- Record excerpts:

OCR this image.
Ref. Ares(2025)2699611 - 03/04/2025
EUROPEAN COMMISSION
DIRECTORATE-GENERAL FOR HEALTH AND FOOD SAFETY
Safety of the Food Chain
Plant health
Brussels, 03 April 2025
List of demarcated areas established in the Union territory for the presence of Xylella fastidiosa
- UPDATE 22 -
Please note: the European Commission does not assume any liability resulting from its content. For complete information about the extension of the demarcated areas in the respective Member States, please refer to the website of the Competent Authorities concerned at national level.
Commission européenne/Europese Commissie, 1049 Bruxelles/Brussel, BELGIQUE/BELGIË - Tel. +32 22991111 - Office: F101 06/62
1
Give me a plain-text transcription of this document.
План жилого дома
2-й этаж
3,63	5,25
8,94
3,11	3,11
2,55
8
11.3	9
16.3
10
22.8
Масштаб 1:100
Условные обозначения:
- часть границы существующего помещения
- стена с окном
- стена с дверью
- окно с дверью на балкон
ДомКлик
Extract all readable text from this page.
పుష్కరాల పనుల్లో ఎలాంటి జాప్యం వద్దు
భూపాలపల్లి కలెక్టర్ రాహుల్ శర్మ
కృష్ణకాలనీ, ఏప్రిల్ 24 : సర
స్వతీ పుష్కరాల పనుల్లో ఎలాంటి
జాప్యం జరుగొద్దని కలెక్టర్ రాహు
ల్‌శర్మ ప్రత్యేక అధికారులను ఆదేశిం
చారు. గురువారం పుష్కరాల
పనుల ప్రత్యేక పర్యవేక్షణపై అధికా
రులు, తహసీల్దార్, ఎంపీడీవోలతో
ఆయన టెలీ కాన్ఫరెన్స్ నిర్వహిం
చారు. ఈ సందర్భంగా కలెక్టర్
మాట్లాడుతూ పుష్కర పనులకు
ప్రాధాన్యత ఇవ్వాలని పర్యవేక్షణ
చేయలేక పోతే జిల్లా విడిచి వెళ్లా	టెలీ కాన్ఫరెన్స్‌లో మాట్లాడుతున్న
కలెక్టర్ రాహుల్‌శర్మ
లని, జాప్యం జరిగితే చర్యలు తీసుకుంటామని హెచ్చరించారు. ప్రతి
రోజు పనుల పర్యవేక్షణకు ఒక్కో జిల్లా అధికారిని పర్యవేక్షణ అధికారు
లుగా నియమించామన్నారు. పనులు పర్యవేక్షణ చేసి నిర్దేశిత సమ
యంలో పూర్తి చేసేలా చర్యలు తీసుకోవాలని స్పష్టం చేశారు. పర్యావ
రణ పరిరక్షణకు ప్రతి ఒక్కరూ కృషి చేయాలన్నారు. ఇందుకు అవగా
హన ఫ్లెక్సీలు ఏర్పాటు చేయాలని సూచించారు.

- Exercise brief:
For the data above, state only how many lines include the word "text".

- Written answer:
2